§ Aim:
Repeat the data below exactly, dropping any pictures it holds.

[Records that describe figures]
= = =

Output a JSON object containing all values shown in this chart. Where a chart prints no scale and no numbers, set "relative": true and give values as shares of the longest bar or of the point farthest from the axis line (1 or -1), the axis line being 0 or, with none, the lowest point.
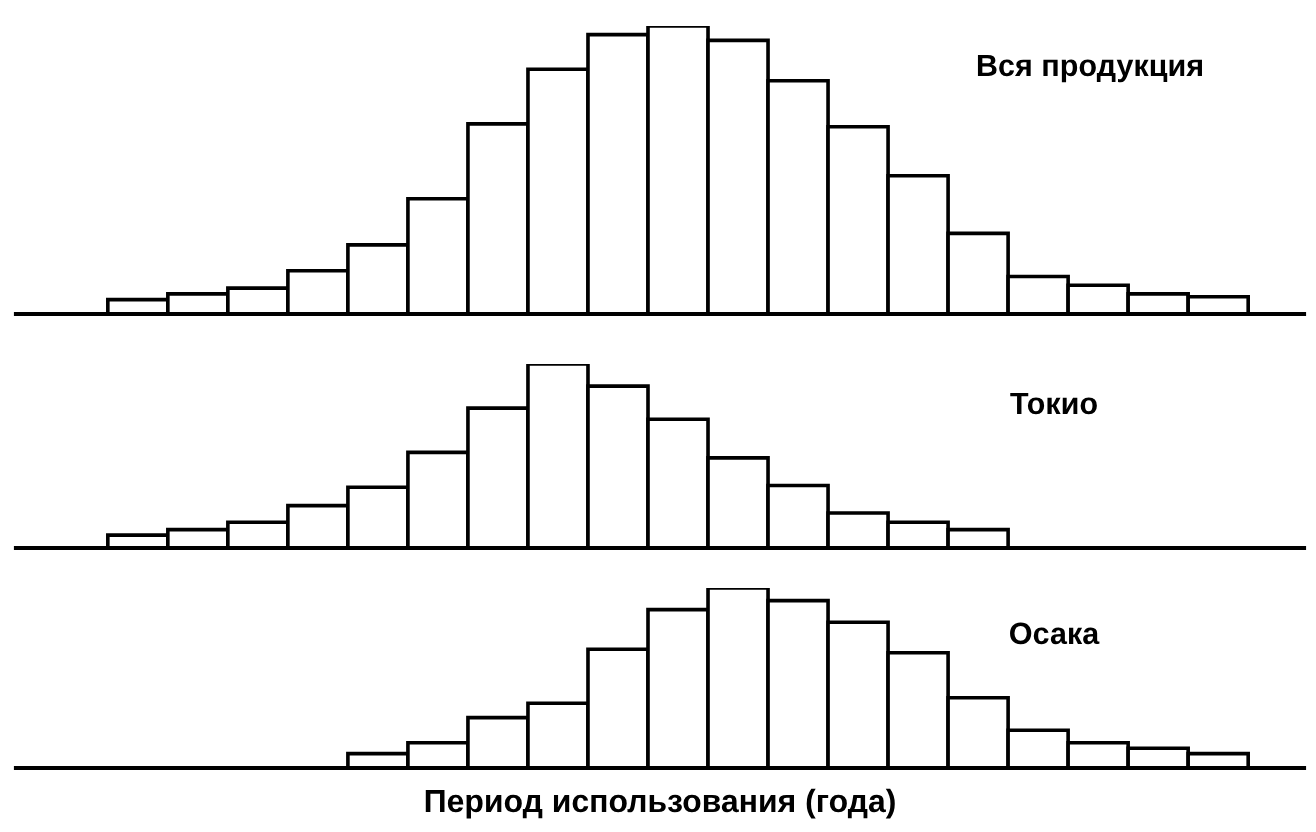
{
  "chart_data": [
    {
      "type": "bar",
      "title": "Вся продукция",
      "relative": true,
      "color": "#ffffff",
      "categories": [
        null,
        null,
        null,
        null,
        null,
        null,
        null,
        null,
        null,
        null,
        null,
        null,
        null,
        null,
        null,
        null,
        null,
        null,
        null
      ],
      "values": [
        0.05,
        0.07,
        0.09,
        0.15,
        0.24,
        0.4,
        0.66,
        0.85,
        0.97,
        1,
        0.95,
        0.81,
        0.65,
        0.48,
        0.28,
        0.13,
        0.1,
        0.07,
        0.06
      ]
    },
    {
      "type": "bar",
      "title": "Токио",
      "relative": true,
      "color": "#ffffff",
      "categories": [
        null,
        null,
        null,
        null,
        null,
        null,
        null,
        null,
        null,
        null,
        null,
        null,
        null,
        null,
        null,
        null,
        null,
        null,
        null
      ],
      "values": [
        0.07,
        0.1,
        0.14,
        0.23,
        0.33,
        0.52,
        0.76,
        1,
        0.88,
        0.7,
        0.49,
        0.34,
        0.19,
        0.14,
        0.1,
        null,
        null,
        null,
        null
      ]
    },
    {
      "type": "bar",
      "title": "Осака",
      "xlabel": "Период использования (года)",
      "relative": true,
      "color": "#ffffff",
      "categories": [
        null,
        null,
        null,
        null,
        null,
        null,
        null,
        null,
        null,
        null,
        null,
        null,
        null,
        null,
        null,
        null,
        null,
        null,
        null
      ],
      "values": [
        null,
        null,
        null,
        null,
        0.08,
        0.14,
        0.28,
        0.36,
        0.66,
        0.88,
        1,
        0.93,
        0.81,
        0.64,
        0.39,
        0.21,
        0.14,
        0.11,
        0.08
      ]
    }
  ]
}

= = =

§ Task result:
Output a JSON object containing all values shown in this chart. Where a chart prints no scale and no numbers, set "relative": true and give values as shares of the longest bar or of the point farthest from the axis line (1 or -1), the axis line being 0 or, with none, the lowest point.
{
  "chart_data": [
    {
      "type": "bar",
      "title": "Вся продукция",
      "relative": true,
      "color": "#ffffff",
      "categories": [
        null,
        null,
        null,
        null,
        null,
        null,
        null,
        null,
        null,
        null,
        null,
        null,
        null,
        null,
        null,
        null,
        null,
        null,
        null
      ],
      "values": [
        0.05,
        0.07,
        0.09,
        0.15,
        0.24,
        0.4,
        0.66,
        0.85,
        0.97,
        1,
        0.95,
        0.81,
        0.65,
        0.48,
        0.28,
        0.13,
        0.1,
        0.07,
        0.06
      ]
    },
    {
      "type": "bar",
      "title": "Токио",
      "relative": true,
      "color": "#ffffff",
      "categories": [
        null,
        null,
        null,
        null,
        null,
        null,
        null,
        null,
        null,
        null,
        null,
        null,
        null,
        null,
        null,
        null,
        null,
        null,
        null
      ],
      "values": [
        0.07,
        0.1,
        0.14,
        0.23,
        0.33,
        0.52,
        0.76,
        1,
        0.88,
        0.7,
        0.49,
        0.34,
        0.19,
        0.14,
        0.1,
        null,
        null,
        null,
        null
      ]
    },
    {
      "type": "bar",
      "title": "Осака",
      "xlabel": "Период использования (года)",
      "relative": true,
      "color": "#ffffff",
      "categories": [
        null,
        null,
        null,
        null,
        null,
        null,
        null,
        null,
        null,
        null,
        null,
        null,
        null,
        null,
        null,
        null,
        null,
        null,
        null
      ],
      "values": [
        null,
        null,
        null,
        null,
        0.08,
        0.14,
        0.28,
        0.36,
        0.66,
        0.88,
        1,
        0.93,
        0.81,
        0.64,
        0.39,
        0.21,
        0.14,
        0.11,
        0.08
      ]
    }
  ]
}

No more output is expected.